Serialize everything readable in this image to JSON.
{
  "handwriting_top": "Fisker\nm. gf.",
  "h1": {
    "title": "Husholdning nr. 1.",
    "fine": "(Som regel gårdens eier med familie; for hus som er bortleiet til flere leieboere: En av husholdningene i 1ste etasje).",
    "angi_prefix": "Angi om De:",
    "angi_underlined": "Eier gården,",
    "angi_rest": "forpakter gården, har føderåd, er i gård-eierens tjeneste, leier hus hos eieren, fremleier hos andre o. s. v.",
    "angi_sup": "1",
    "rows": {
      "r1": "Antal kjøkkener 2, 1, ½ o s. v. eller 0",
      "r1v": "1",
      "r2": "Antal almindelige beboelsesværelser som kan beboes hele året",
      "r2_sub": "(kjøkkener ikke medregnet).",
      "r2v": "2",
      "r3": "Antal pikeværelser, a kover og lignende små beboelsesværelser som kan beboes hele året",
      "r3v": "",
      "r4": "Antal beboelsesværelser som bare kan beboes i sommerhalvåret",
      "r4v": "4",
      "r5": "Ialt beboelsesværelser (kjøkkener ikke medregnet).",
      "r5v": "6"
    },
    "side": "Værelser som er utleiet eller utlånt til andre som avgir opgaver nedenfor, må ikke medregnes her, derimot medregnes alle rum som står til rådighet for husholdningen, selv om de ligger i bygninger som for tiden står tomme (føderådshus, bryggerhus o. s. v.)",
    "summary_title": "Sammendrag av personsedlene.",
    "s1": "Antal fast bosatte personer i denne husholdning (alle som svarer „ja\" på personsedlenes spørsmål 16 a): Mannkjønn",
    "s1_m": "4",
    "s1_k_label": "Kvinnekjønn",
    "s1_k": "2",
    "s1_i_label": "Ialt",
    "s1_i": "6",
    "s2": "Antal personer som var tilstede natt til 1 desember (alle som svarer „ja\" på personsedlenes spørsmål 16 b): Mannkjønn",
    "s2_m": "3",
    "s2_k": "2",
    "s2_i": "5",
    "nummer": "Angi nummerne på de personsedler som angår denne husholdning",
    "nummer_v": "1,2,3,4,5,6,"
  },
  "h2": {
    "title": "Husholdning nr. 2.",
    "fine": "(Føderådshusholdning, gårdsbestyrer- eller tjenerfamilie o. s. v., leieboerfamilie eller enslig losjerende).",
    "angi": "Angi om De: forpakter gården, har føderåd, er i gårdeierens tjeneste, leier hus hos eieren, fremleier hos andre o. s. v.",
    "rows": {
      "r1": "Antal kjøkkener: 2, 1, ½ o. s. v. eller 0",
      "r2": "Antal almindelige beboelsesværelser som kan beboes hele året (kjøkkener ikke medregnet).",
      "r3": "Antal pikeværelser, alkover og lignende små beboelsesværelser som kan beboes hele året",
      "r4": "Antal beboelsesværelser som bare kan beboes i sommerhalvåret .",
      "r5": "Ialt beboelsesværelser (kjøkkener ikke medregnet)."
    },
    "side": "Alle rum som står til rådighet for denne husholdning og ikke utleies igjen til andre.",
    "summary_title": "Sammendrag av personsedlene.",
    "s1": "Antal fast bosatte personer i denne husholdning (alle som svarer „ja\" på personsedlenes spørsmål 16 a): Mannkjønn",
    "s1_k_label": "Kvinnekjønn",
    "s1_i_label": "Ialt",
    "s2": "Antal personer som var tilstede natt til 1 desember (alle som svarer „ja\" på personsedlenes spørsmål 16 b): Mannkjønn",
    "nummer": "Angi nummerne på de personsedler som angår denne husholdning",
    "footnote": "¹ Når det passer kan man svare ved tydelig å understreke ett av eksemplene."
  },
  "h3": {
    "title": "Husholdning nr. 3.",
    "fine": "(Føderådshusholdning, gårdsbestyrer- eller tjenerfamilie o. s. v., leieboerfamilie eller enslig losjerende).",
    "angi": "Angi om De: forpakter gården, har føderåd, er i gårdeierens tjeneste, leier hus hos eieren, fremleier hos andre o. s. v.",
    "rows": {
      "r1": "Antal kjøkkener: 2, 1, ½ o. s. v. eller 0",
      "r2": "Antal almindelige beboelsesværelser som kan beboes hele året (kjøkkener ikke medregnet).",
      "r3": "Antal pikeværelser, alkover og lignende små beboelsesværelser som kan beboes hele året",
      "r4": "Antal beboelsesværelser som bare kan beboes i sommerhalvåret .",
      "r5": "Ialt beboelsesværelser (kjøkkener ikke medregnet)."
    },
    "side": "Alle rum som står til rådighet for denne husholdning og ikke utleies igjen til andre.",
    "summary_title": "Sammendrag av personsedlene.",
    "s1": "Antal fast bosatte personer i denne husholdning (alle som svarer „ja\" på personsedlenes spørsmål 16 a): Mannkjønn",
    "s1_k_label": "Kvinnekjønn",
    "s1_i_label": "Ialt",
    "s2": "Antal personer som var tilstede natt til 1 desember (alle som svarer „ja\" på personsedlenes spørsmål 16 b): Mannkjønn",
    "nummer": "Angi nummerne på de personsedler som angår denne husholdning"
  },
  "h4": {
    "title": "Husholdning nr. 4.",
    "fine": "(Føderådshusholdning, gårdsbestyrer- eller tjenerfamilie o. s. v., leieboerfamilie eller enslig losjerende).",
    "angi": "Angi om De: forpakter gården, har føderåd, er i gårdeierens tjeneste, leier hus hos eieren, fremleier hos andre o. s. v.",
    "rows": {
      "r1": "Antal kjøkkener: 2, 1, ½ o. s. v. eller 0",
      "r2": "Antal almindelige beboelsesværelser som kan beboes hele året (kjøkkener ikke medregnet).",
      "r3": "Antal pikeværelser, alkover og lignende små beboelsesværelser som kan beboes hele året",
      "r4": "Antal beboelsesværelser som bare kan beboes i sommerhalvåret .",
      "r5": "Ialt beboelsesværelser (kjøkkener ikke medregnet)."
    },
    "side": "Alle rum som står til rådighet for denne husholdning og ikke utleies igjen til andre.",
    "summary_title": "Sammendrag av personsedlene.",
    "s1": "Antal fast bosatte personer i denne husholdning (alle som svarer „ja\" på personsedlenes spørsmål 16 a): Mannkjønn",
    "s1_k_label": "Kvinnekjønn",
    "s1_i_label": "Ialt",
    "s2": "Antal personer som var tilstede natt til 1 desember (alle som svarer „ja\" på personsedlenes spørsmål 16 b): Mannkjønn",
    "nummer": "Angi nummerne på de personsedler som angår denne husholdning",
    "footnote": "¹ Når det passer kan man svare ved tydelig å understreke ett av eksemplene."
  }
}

- - - - - - -

- Instructions for the task
Every line above needs to be retyped exactly.

- Exercise solution
Serialize everything readable in this image to JSON.
{
  "handwriting_top": "Fisker\nm. gf.",
  "h1": {
    "title": "Husholdning nr. 1.",
    "fine": "(Som regel gårdens eier med familie; for hus som er bortleiet til flere leieboere: En av husholdningene i 1ste etasje).",
    "angi_prefix": "Angi om De:",
    "angi_underlined": "Eier gården,",
    "angi_rest": "forpakter gården, har føderåd, er i gård-eierens tjeneste, leier hus hos eieren, fremleier hos andre o. s. v.",
    "angi_sup": "1",
    "rows": {
      "r1": "Antal kjøkkener 2, 1, ½ o s. v. eller 0",
      "r1v": "1",
      "r2": "Antal almindelige beboelsesværelser som kan beboes hele året",
      "r2_sub": "(kjøkkener ikke medregnet).",
      "r2v": "2",
      "r3": "Antal pikeværelser, a kover og lignende små beboelsesværelser som kan beboes hele året",
      "r3v": "",
      "r4": "Antal beboelsesværelser som bare kan beboes i sommerhalvåret",
      "r4v": "4",
      "r5": "Ialt beboelsesværelser (kjøkkener ikke medregnet).",
      "r5v": "6"
    },
    "side": "Værelser som er utleiet eller utlånt til andre som avgir opgaver nedenfor, må ikke medregnes her, derimot medregnes alle rum som står til rådighet for husholdningen, selv om de ligger i bygninger som for tiden står tomme (føderådshus, bryggerhus o. s. v.)",
    "summary_title": "Sammendrag av personsedlene.",
    "s1": "Antal fast bosatte personer i denne husholdning (alle som svarer „ja\" på personsedlenes spørsmål 16 a): Mannkjønn",
    "s1_m": "4",
    "s1_k_label": "Kvinnekjønn",
    "s1_k": "2",
    "s1_i_label": "Ialt",
    "s1_i": "6",
    "s2": "Antal personer som var tilstede natt til 1 desember (alle som svarer „ja\" på personsedlenes spørsmål 16 b): Mannkjønn",
    "s2_m": "3",
    "s2_k": "2",
    "s2_i": "5",
    "nummer": "Angi nummerne på de personsedler som angår denne husholdning",
    "nummer_v": "1,2,3,4,5,6,"
  },
  "h2": {
    "title": "Husholdning nr. 2.",
    "fine": "(Føderådshusholdning, gårdsbestyrer- eller tjenerfamilie o. s. v., leieboerfamilie eller enslig losjerende).",
    "angi": "Angi om De: forpakter gården, har føderåd, er i gårdeierens tjeneste, leier hus hos eieren, fremleier hos andre o. s. v.",
    "rows": {
      "r1": "Antal kjøkkener: 2, 1, ½ o. s. v. eller 0",
      "r2": "Antal almindelige beboelsesværelser som kan beboes hele året (kjøkkener ikke medregnet).",
      "r3": "Antal pikeværelser, alkover og lignende små beboelsesværelser som kan beboes hele året",
      "r4": "Antal beboelsesværelser som bare kan beboes i sommerhalvåret .",
      "r5": "Ialt beboelsesværelser (kjøkkener ikke medregnet)."
    },
    "side": "Alle rum som står til rådighet for denne husholdning og ikke utleies igjen til andre.",
    "summary_title": "Sammendrag av personsedlene.",
    "s1": "Antal fast bosatte personer i denne husholdning (alle som svarer „ja\" på personsedlenes spørsmål 16 a): Mannkjønn",
    "s1_k_label": "Kvinnekjønn",
    "s1_i_label": "Ialt",
    "s2": "Antal personer som var tilstede natt til 1 desember (alle som svarer „ja\" på personsedlenes spørsmål 16 b): Mannkjønn",
    "nummer": "Angi nummerne på de personsedler som angår denne husholdning",
    "footnote": "¹ Når det passer kan man svare ved tydelig å understreke ett av eksemplene."
  },
  "h3": {
    "title": "Husholdning nr. 3.",
    "fine": "(Føderådshusholdning, gårdsbestyrer- eller tjenerfamilie o. s. v., leieboerfamilie eller enslig losjerende).",
    "angi": "Angi om De: forpakter gården, har føderåd, er i gårdeierens tjeneste, leier hus hos eieren, fremleier hos andre o. s. v.",
    "rows": {
      "r1": "Antal kjøkkener: 2, 1, ½ o. s. v. eller 0",
      "r2": "Antal almindelige beboelsesværelser som kan beboes hele året (kjøkkener ikke medregnet).",
      "r3": "Antal pikeværelser, alkover og lignende små beboelsesværelser som kan beboes hele året",
      "r4": "Antal beboelsesværelser som bare kan beboes i sommerhalvåret .",
      "r5": "Ialt beboelsesværelser (kjøkkener ikke medregnet)."
    },
    "side": "Alle rum som står til rådighet for denne husholdning og ikke utleies igjen til andre.",
    "summary_title": "Sammendrag av personsedlene.",
    "s1": "Antal fast bosatte personer i denne husholdning (alle som svarer „ja\" på personsedlenes spørsmål 16 a): Mannkjønn",
    "s1_k_label": "Kvinnekjønn",
    "s1_i_label": "Ialt",
    "s2": "Antal personer som var tilstede natt til 1 desember (alle som svarer „ja\" på personsedlenes spørsmål 16 b): Mannkjønn",
    "nummer": "Angi nummerne på de personsedler som angår denne husholdning"
  },
  "h4": {
    "title": "Husholdning nr. 4.",
    "fine": "(Føderådshusholdning, gårdsbestyrer- eller tjenerfamilie o. s. v., leieboerfamilie eller enslig losjerende).",
    "angi": "Angi om De: forpakter gården, har føderåd, er i gårdeierens tjeneste, leier hus hos eieren, fremleier hos andre o. s. v.",
    "rows": {
      "r1": "Antal kjøkkener: 2, 1, ½ o. s. v. eller 0",
      "r2": "Antal almindelige beboelsesværelser som kan beboes hele året (kjøkkener ikke medregnet).",
      "r3": "Antal pikeværelser, alkover og lignende små beboelsesværelser som kan beboes hele året",
      "r4": "Antal beboelsesværelser som bare kan beboes i sommerhalvåret .",
      "r5": "Ialt beboelsesværelser (kjøkkener ikke medregnet)."
    },
    "side": "Alle rum som står til rådighet for denne husholdning og ikke utleies igjen til andre.",
    "summary_title": "Sammendrag av personsedlene.",
    "s1": "Antal fast bosatte personer i denne husholdning (alle som svarer „ja\" på personsedlenes spørsmål 16 a): Mannkjønn",
    "s1_k_label": "Kvinnekjønn",
    "s1_i_label": "Ialt",
    "s2": "Antal personer som var tilstede natt til 1 desember (alle som svarer „ja\" på personsedlenes spørsmål 16 b): Mannkjønn",
    "nummer": "Angi nummerne på de personsedler som angår denne husholdning",
    "footnote": "¹ Når det passer kan man svare ved tydelig å understreke ett av eksemplene."
  }
}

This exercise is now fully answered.